══ ARTICLE

In the 1710s, when Marcello was coaching the young Faustina Bordoni and writing music for Roman nobles, such as the Borghese family, he led, in parallel with Apostolo Zeno’s attempted reform of the opera libretto, a movement to reform singing style. Here his goal was to remove ‘tasteless’ ornamentation and to focus more on actual sound. In this phase of his life, his vocal music was much more lyrical and formally structured. Several of his chamber duets were composed for Laura and Virginia Predieri. The vast majority of his lyrical cantatas seem to have been written for performances at weekly academies (social gatherings of the nobility that featured poetry, music, oratory and debate). The texts, many of which were written by the composer, were usually pastoral. Mattheson praised the rhetorical detail of Marcello’s approach to the setting of (lyrical) aria texts. More original are Marcello’s intensely dramatic cantatas on tragic and heroic subjects from antiquity, which feature such figures as Andromeda, Arianna, Cleopatra, Dido, Medea and Timothy (probably mediated through the dramas of Corneille and Racine). Some of these works lack arias: others use abberations of musical notation to express a heroine’s (or hero’s) mental frenzy or anguish. Although the subject matter is again usually from antiquity, Marcello’s serenatas are somewhat more conventional and use obbligato instruments and instrumental figuration to reinforce images and to convey elements of the drama.

════
══ PROVIDED MATERIAL

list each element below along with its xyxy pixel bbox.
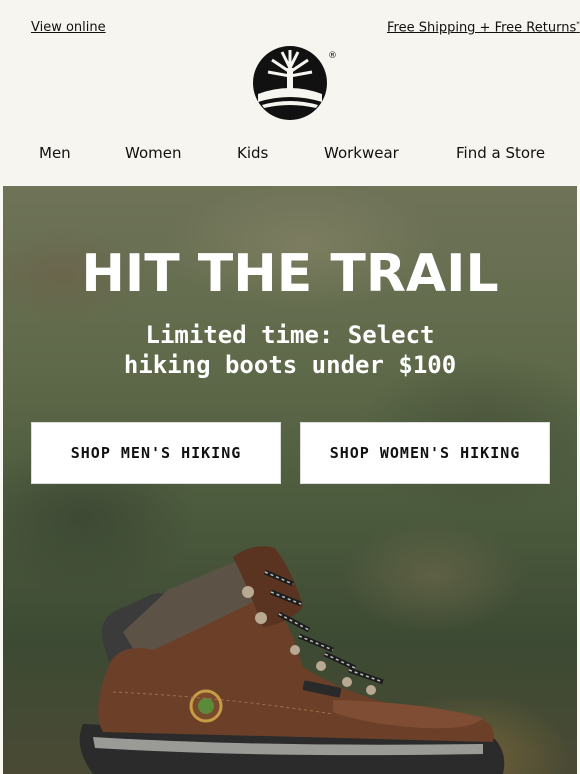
hero-banner[interactable]: HIT THE TRAIL Limited time: Select hikin… (3, 186, 577, 774)
view-online-link[interactable]: View online (31, 20, 106, 35)
tree-logo-icon[interactable]: ® (252, 42, 337, 124)
free-shipping-link[interactable]: Free Shipping + Free Returns* (387, 20, 580, 35)
main-nav: Men Women Kids Workwear Find a Store (0, 144, 580, 164)
shop-mens-hiking-button[interactable]: SHOP MEN'S HIKING (31, 422, 281, 484)
registered-mark: ® (328, 51, 336, 61)
nav-item-workwear[interactable]: Workwear (324, 144, 399, 162)
asterisk-mark: * (576, 20, 580, 28)
shop-womens-hiking-button[interactable]: SHOP WOMEN'S HIKING (300, 422, 550, 484)
free-shipping-text: Free Shipping + Free Returns (387, 20, 577, 36)
subline-1: Limited time: Select (145, 321, 435, 349)
nav-item-kids[interactable]: Kids (237, 144, 268, 162)
nav-item-find-a-store[interactable]: Find a Store (456, 144, 545, 162)
hero-subheadline: Limited time: Select hiking boots under … (3, 320, 577, 380)
nav-item-men[interactable]: Men (39, 144, 71, 162)
hero-headline: HIT THE TRAIL (81, 244, 499, 304)
hiking-boot-image[interactable] (3, 532, 577, 774)
subline-2: hiking boots under $100 (123, 351, 457, 379)
email-header: View online Free Shipping + Free Returns… (0, 0, 580, 185)
email-page: View online Free Shipping + Free Returns… (0, 0, 580, 774)
nav-item-women[interactable]: Women (125, 144, 181, 162)
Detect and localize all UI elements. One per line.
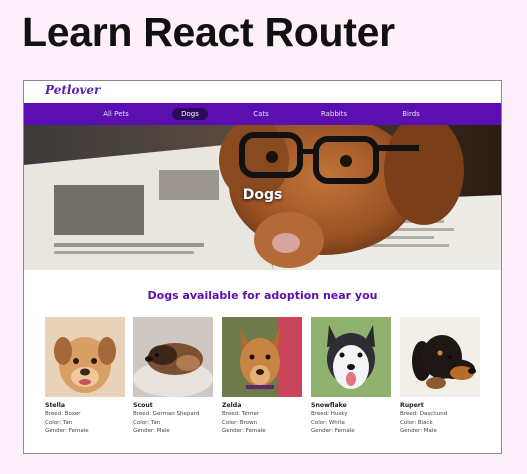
section-heading: Dogs available for adoption near you xyxy=(147,289,378,302)
pet-color: Color: White xyxy=(311,419,345,426)
pet-photo-scout[interactable] xyxy=(133,317,213,397)
hero-title: Dogs xyxy=(242,187,283,203)
pet-photo-stella[interactable] xyxy=(45,317,125,397)
pet-breed: Breed: Daschund xyxy=(400,411,448,417)
pet-name: Snowflake xyxy=(311,402,347,409)
pet-breed: Breed: German Shepard xyxy=(133,411,200,417)
pet-name: Rupert xyxy=(400,402,424,409)
nav-dogs[interactable]: Dogs xyxy=(172,108,208,120)
slide-title: Learn React Router xyxy=(22,9,395,55)
pet-gender: Gender: Female xyxy=(45,428,89,434)
pet-gender: Gender: Male xyxy=(133,428,170,434)
brand-logo[interactable]: Petlover xyxy=(45,83,100,97)
nav-birds[interactable]: Birds xyxy=(394,103,428,125)
pet-card-grid: Stella Breed: Boxer Color: Tan Gender: F… xyxy=(45,317,485,447)
pet-name: Zelda xyxy=(222,402,242,409)
pet-name: Scout xyxy=(133,402,153,409)
pet-card[interactable]: Scout Breed: German Shepard Color: Tan G… xyxy=(133,317,213,436)
pet-card[interactable]: Stella Breed: Boxer Color: Tan Gender: F… xyxy=(45,317,125,436)
brand-bar: Petlover xyxy=(24,81,501,103)
nav-rabbits[interactable]: Rabbits xyxy=(314,103,354,125)
pet-card[interactable]: Zelda Breed: Terrier Color: Brown Gender… xyxy=(222,317,302,436)
pet-card[interactable]: Snowflake Breed: Husky Color: White Gend… xyxy=(311,317,391,436)
pet-card[interactable]: Rupert Breed: Daschund Color: Black Gend… xyxy=(400,317,480,436)
pet-breed: Breed: Terrier xyxy=(222,411,260,417)
pet-breed: Breed: Husky xyxy=(311,411,348,417)
hero-banner: Dogs xyxy=(24,125,501,270)
browser-window: Petlover All Pets Dogs Cats Rabbits Bird… xyxy=(23,80,502,454)
pet-gender: Gender: Male xyxy=(400,428,437,434)
pet-breed: Breed: Boxer xyxy=(45,411,81,417)
pet-photo-rupert[interactable] xyxy=(400,317,480,397)
pet-gender: Gender: Female xyxy=(222,428,266,434)
pet-photo-snowflake[interactable] xyxy=(311,317,391,397)
pet-color: Color: Brown xyxy=(222,419,258,426)
nav-all-pets[interactable]: All Pets xyxy=(96,103,136,125)
pet-photo-zelda[interactable] xyxy=(222,317,302,397)
nav-cats[interactable]: Cats xyxy=(244,103,278,125)
main-nav: All Pets Dogs Cats Rabbits Birds xyxy=(24,103,501,125)
pet-color: Color: Tan xyxy=(133,419,161,426)
pet-name: Stella xyxy=(45,402,66,409)
pet-gender: Gender: Female xyxy=(311,428,355,434)
pet-color: Color: Black xyxy=(400,419,433,426)
pet-color: Color: Tan xyxy=(45,419,73,426)
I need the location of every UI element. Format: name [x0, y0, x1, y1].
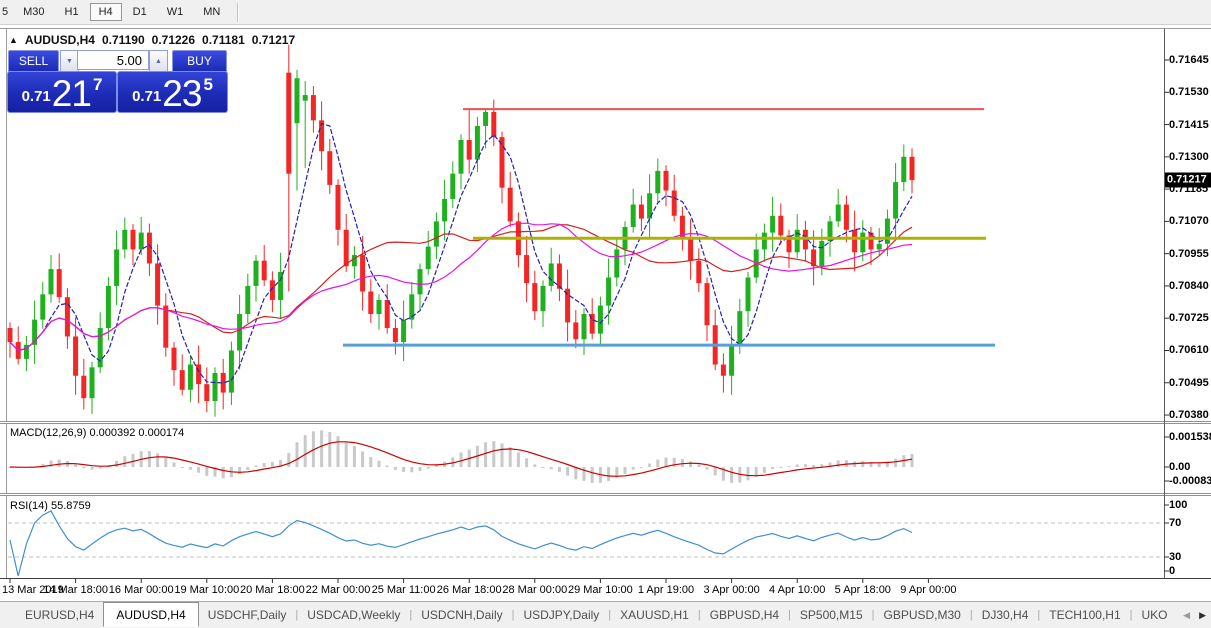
timeframe-toolbar: 5 M30 H1 H4 D1 W1 MN: [0, 0, 1211, 25]
ohlc-low: 0.71181: [202, 33, 245, 47]
chart-tab-bar: EURUSD,H4 AUDUSD,H4 USDCHF,Daily | USDCAD,We…: [0, 601, 1211, 628]
indicator-axis-label: 0.00: [1169, 461, 1191, 473]
bid-price-sup: 7: [92, 75, 103, 94]
indicator-axis-label: -0.000835: [1169, 475, 1211, 487]
price-axis-label: 0.70495: [1169, 376, 1209, 389]
ohlc-close: 0.71217: [251, 33, 296, 47]
bid-price-big: 21: [51, 72, 92, 114]
tab-xauusd-h1[interactable]: XAUUSD,H1: [611, 604, 698, 626]
timeframe-button-h1[interactable]: H1: [56, 3, 88, 21]
timeframe-button-mn[interactable]: MN: [194, 3, 229, 21]
time-axis-label: 22 Mar 00:00: [305, 584, 371, 596]
timeframe-button-d1[interactable]: D1: [124, 3, 156, 21]
timeframe-button-5[interactable]: 5: [1, 3, 12, 21]
tab-usdcad-weekly[interactable]: USDCAD,Weekly: [298, 604, 409, 626]
tab-sp500-m15[interactable]: SP500,M15: [791, 604, 872, 626]
ask-price-prefix: 0.71: [132, 88, 162, 105]
price-axis-label: 0.70380: [1169, 409, 1209, 422]
indicator-axis-label: 100: [1169, 499, 1188, 511]
price-axis-label: 0.70610: [1169, 344, 1209, 357]
time-axis-label: 19 Mar 10:00: [174, 584, 240, 596]
terminal-window: 5 M30 H1 H4 D1 W1 MN ▲ AUDUSD,H4 0.71190 0.712…: [0, 0, 1211, 628]
sell-button[interactable]: SELL: [8, 50, 59, 73]
timeframe-button-m30[interactable]: M30: [14, 3, 53, 21]
ohlc-high: 0.71226: [151, 33, 196, 47]
tab-gbpusd-h4[interactable]: GBPUSD,H4: [701, 604, 788, 626]
tab-scroll-left-icon[interactable]: ◀: [1183, 610, 1190, 621]
price-axis-label: 0.71415: [1169, 118, 1209, 131]
volume-input[interactable]: [77, 50, 149, 70]
time-axis-label: 4 Apr 10:00: [769, 584, 826, 596]
time-axis-label: 1 Apr 19:00: [637, 584, 695, 596]
macd-label: MACD(12,26,9) 0.000392 0.000174: [10, 427, 185, 439]
tab-usdjpy-daily[interactable]: USDJPY,Daily: [514, 604, 608, 626]
indicator-axis-label: 30: [1169, 551, 1182, 563]
price-axis-label: 0.71645: [1169, 54, 1209, 66]
sell-price-button[interactable]: 0.71 21 7: [7, 71, 117, 113]
tab-scroll-arrows: ◀ ▶: [1183, 610, 1206, 621]
time-axis-label: 9 Apr 00:00: [900, 584, 957, 596]
tab-usdchf-daily[interactable]: USDCHF,Daily: [199, 604, 296, 626]
chart-symbol-label: AUDUSD,H4: [24, 33, 95, 47]
spinner-down-icon: ▼: [66, 57, 73, 65]
time-axis-label: 20 Mar 18:00: [239, 584, 305, 596]
tab-gbpusd-m30[interactable]: GBPUSD,M30: [874, 604, 969, 626]
price-axis-label: 0.71300: [1169, 150, 1209, 163]
price-axis-label: 0.71070: [1169, 215, 1209, 228]
tab-tech100-h1[interactable]: TECH100,H1: [1040, 604, 1129, 626]
time-axis-label: 3 Apr 00:00: [703, 584, 760, 596]
tab-eurusd-h4[interactable]: EURUSD,H4: [16, 604, 103, 626]
volume-increase-button[interactable]: ▲: [149, 50, 168, 72]
price-axis-label: 0.70840: [1169, 279, 1209, 292]
price-axis-label: 0.71530: [1169, 86, 1209, 99]
time-axis-label: 29 Mar 10:00: [567, 584, 633, 596]
toolbar-separator: [237, 2, 240, 22]
tab-uko[interactable]: UKO: [1132, 604, 1176, 626]
time-axis-label: 26 Mar 18:00: [436, 584, 502, 596]
price-axis-label: 0.70725: [1169, 312, 1209, 325]
tab-scroll-right-icon[interactable]: ▶: [1199, 610, 1206, 621]
buy-price-button[interactable]: 0.71 23 5: [117, 71, 228, 113]
tab-dj30-h4[interactable]: DJ30,H4: [973, 604, 1038, 626]
tab-audusd-h4[interactable]: AUDUSD,H4: [103, 601, 199, 627]
timeframe-button-h4[interactable]: H4: [89, 3, 122, 21]
current-price-tag: 0.71217: [1165, 172, 1211, 188]
buy-button[interactable]: BUY: [172, 50, 227, 73]
time-axis-label: 14 Mar 18:00: [43, 584, 109, 596]
tab-usdcnh-daily[interactable]: USDCNH,Daily: [412, 604, 511, 626]
time-axis-label: 28 Mar 00:00: [502, 584, 568, 596]
time-axis-label: 5 Apr 18:00: [834, 584, 891, 596]
indicator-axis-label: 0: [1169, 565, 1176, 577]
time-axis-label: 16 Mar 00:00: [108, 584, 174, 596]
indicator-axis-label: 70: [1169, 517, 1182, 529]
time-axis-label: 25 Mar 11:00: [371, 584, 436, 596]
price-axis-label: 0.70955: [1169, 247, 1209, 260]
ohlc-open: 0.71190: [101, 33, 145, 47]
ask-price-big: 23: [162, 72, 202, 114]
collapse-one-click-icon[interactable]: ▲: [9, 35, 18, 45]
timeframe-button-w1[interactable]: W1: [158, 3, 193, 21]
indicator-axis-label: 0.001538: [1169, 431, 1211, 443]
bid-price-prefix: 0.71: [21, 88, 51, 105]
chart-header: ▲ AUDUSD,H4 0.71190 0.71226 0.71181 0.71…: [9, 33, 295, 47]
rsi-label: RSI(14) 55.8759: [10, 500, 91, 512]
spinner-up-icon: ▲: [155, 57, 162, 65]
ask-price-sup: 5: [203, 75, 213, 94]
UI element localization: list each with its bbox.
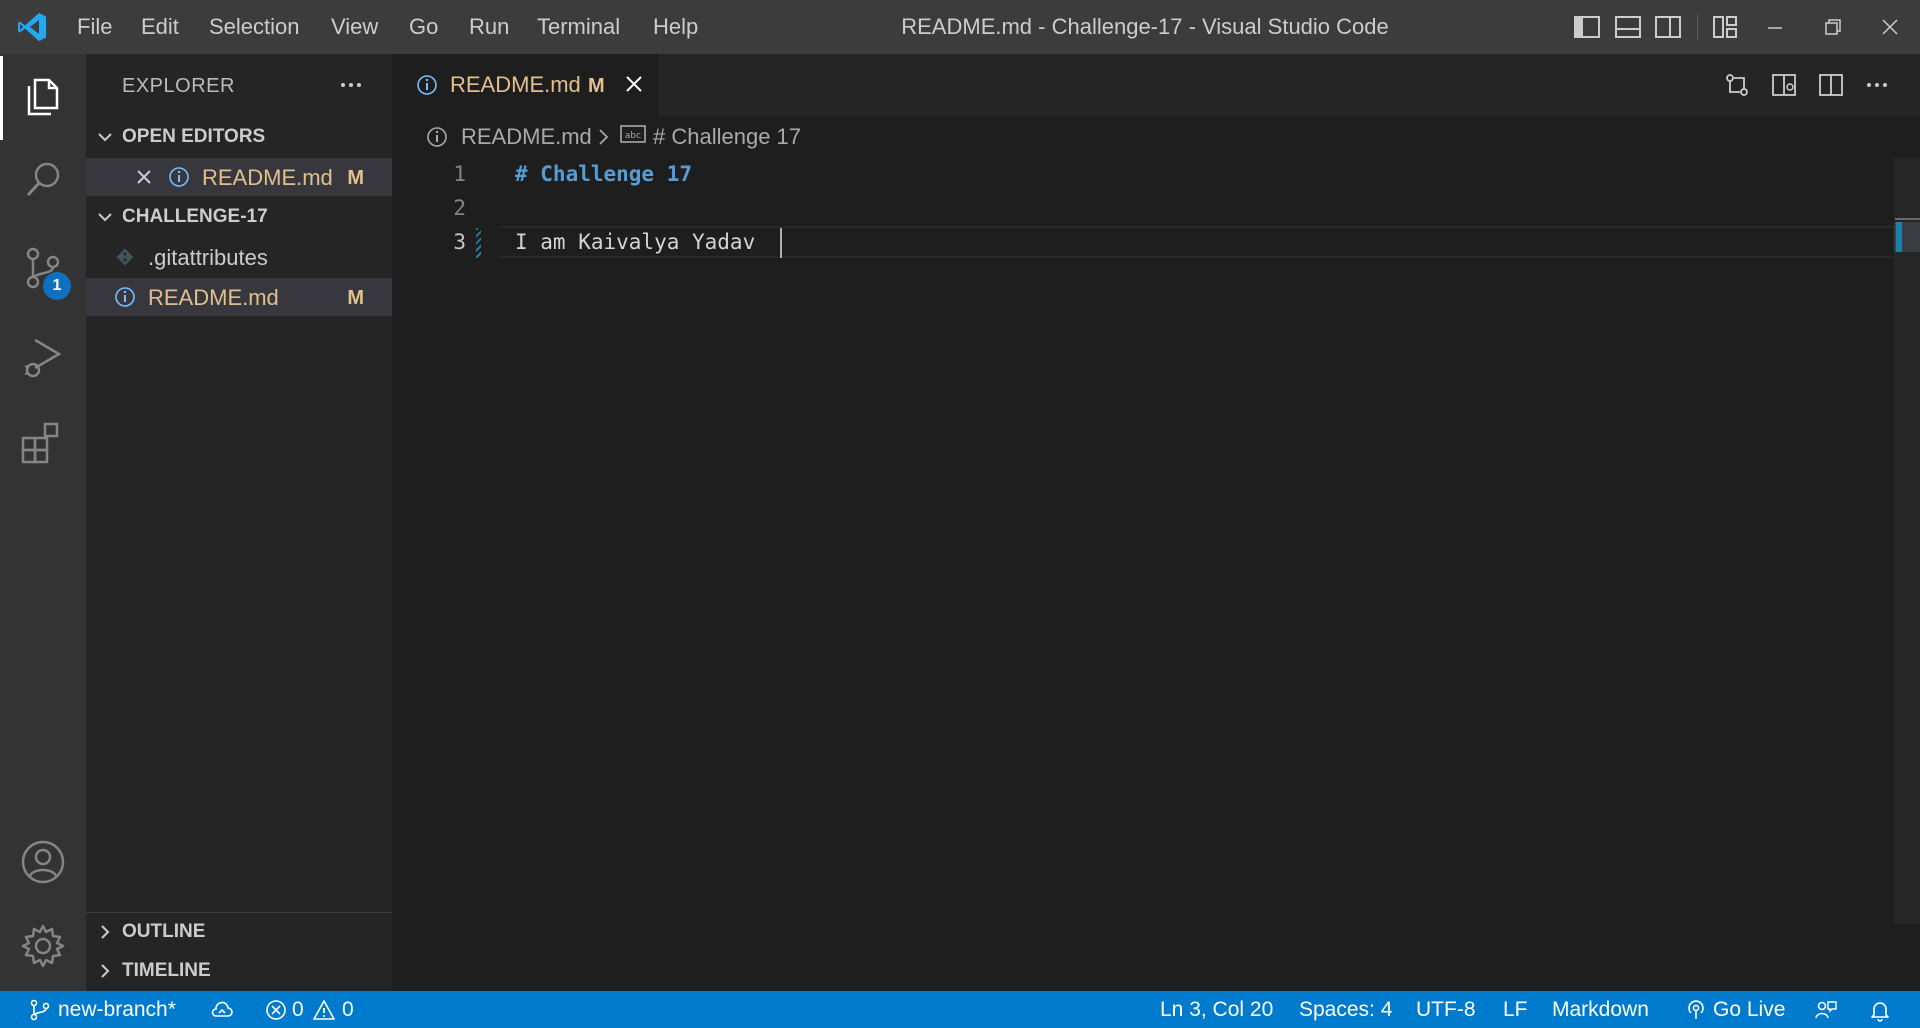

════

**INSTRUCTION 1**
In the passage on Marcello's vocal music, for whom were several of his chamber duets composed?
**INSTRUCTION 2**
List every figure from antiquity that the passage on Marcello's vocal music names as appearing in his dramatic cantatas.
**INSTRUCTION 3**
Sum up the passage on Marcello's vocal music in two sentences.

**ANSWER 1**
Laura and Virginia Predieri.

**ANSWER 2**
Andromeda, Arianna, Cleopatra, Dido, Medea, Timothy

**ANSWER 3**
In the 1710s, Marcello led a movement to reform singing style by removing "tasteless" ornamentation, and his vocal music of this period was lyrical and formally structured, with cantatas, mostly on pastoral texts, apparently written for the weekly academies of the nobility. His more original cantatas treat tragic and heroic subjects from antiquity, sometimes using unusual notation to express a character's frenzy or anguish, while his serenatas are more conventional and use obbligato instruments to reinforce images and the drama.